-- BEGIN Materials provided --

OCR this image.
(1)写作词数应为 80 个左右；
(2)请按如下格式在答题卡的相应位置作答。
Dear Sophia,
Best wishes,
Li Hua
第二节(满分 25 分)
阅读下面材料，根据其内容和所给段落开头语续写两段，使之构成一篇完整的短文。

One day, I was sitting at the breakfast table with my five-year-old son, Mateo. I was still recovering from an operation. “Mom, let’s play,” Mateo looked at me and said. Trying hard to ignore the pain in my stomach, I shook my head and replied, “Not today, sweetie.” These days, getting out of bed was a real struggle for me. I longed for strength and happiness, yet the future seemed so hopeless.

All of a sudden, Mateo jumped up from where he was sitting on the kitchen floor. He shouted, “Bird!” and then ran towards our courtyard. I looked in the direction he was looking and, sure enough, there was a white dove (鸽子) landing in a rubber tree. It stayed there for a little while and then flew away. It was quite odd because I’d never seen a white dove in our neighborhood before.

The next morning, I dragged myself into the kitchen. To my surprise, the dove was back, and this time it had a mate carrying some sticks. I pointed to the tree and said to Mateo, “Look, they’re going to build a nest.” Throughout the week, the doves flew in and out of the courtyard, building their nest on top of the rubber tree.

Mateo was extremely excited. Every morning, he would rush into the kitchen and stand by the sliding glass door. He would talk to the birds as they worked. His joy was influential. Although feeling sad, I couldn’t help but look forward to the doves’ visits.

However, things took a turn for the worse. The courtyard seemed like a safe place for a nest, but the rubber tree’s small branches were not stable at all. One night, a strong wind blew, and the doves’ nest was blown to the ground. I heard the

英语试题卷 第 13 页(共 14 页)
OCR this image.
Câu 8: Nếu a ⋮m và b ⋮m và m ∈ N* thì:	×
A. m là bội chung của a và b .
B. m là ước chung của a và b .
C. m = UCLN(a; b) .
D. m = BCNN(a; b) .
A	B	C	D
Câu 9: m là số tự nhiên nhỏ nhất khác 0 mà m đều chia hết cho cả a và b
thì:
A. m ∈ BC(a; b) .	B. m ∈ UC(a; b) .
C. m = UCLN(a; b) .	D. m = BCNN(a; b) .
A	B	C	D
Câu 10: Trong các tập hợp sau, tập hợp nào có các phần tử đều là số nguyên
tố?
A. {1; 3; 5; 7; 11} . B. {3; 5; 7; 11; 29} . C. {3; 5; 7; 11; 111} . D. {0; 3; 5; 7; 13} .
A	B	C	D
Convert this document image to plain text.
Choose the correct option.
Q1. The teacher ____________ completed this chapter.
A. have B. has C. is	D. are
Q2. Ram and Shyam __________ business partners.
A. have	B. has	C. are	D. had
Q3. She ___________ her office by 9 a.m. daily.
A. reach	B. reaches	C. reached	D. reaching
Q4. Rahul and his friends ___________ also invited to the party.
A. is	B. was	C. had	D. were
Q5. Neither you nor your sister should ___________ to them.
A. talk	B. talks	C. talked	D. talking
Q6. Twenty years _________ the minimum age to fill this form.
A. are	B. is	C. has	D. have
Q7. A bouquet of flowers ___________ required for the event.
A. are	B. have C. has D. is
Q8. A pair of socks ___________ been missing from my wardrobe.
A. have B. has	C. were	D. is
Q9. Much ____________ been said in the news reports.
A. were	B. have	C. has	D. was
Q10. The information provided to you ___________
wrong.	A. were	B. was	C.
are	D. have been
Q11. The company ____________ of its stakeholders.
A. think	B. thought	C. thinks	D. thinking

-- END Materials provided --

Work instructions. Quote every record above exactly.

Result below.
OCR this image.
(1)写作词数应为 80 个左右；
(2)请按如下格式在答题卡的相应位置作答。
Dear Sophia,
Best wishes,
Li Hua
第二节(满分 25 分)
阅读下面材料，根据其内容和所给段落开头语续写两段，使之构成一篇完整的短文。

One day, I was sitting at the breakfast table with my five-year-old son, Mateo. I was still recovering from an operation. “Mom, let’s play,” Mateo looked at me and said. Trying hard to ignore the pain in my stomach, I shook my head and replied, “Not today, sweetie.” These days, getting out of bed was a real struggle for me. I longed for strength and happiness, yet the future seemed so hopeless.

All of a sudden, Mateo jumped up from where he was sitting on the kitchen floor. He shouted, “Bird!” and then ran towards our courtyard. I looked in the direction he was looking and, sure enough, there was a white dove (鸽子) landing in a rubber tree. It stayed there for a little while and then flew away. It was quite odd because I’d never seen a white dove in our neighborhood before.

The next morning, I dragged myself into the kitchen. To my surprise, the dove was back, and this time it had a mate carrying some sticks. I pointed to the tree and said to Mateo, “Look, they’re going to build a nest.” Throughout the week, the doves flew in and out of the courtyard, building their nest on top of the rubber tree.

Mateo was extremely excited. Every morning, he would rush into the kitchen and stand by the sliding glass door. He would talk to the birds as they worked. His joy was influential. Although feeling sad, I couldn’t help but look forward to the doves’ visits.

However, things took a turn for the worse. The courtyard seemed like a safe place for a nest, but the rubber tree’s small branches were not stable at all. One night, a strong wind blew, and the doves’ nest was blown to the ground. I heard the

英语试题卷 第 13 页(共 14 页)
OCR this image.
Câu 8: Nếu a ⋮m và b ⋮m và m ∈ N* thì:	×
A. m là bội chung của a và b .
B. m là ước chung của a và b .
C. m = UCLN(a; b) .
D. m = BCNN(a; b) .
A	B	C	D
Câu 9: m là số tự nhiên nhỏ nhất khác 0 mà m đều chia hết cho cả a và b
thì:
A. m ∈ BC(a; b) .	B. m ∈ UC(a; b) .
C. m = UCLN(a; b) .	D. m = BCNN(a; b) .
A	B	C	D
Câu 10: Trong các tập hợp sau, tập hợp nào có các phần tử đều là số nguyên
tố?
A. {1; 3; 5; 7; 11} . B. {3; 5; 7; 11; 29} . C. {3; 5; 7; 11; 111} . D. {0; 3; 5; 7; 13} .
A	B	C	D
Convert this document image to plain text.
Choose the correct option.
Q1. The teacher ____________ completed this chapter.
A. have B. has C. is	D. are
Q2. Ram and Shyam __________ business partners.
A. have	B. has	C. are	D. had
Q3. She ___________ her office by 9 a.m. daily.
A. reach	B. reaches	C. reached	D. reaching
Q4. Rahul and his friends ___________ also invited to the party.
A. is	B. was	C. had	D. were
Q5. Neither you nor your sister should ___________ to them.
A. talk	B. talks	C. talked	D. talking
Q6. Twenty years _________ the minimum age to fill this form.
A. are	B. is	C. has	D. have
Q7. A bouquet of flowers ___________ required for the event.
A. are	B. have C. has D. is
Q8. A pair of socks ___________ been missing from my wardrobe.
A. have B. has	C. were	D. is
Q9. Much ____________ been said in the news reports.
A. were	B. have	C. has	D. was
Q10. The information provided to you ___________
wrong.	A. were	B. was	C.
are	D. have been
Q11. The company ____________ of its stakeholders.
A. think	B. thought	C. thinks	D. thinking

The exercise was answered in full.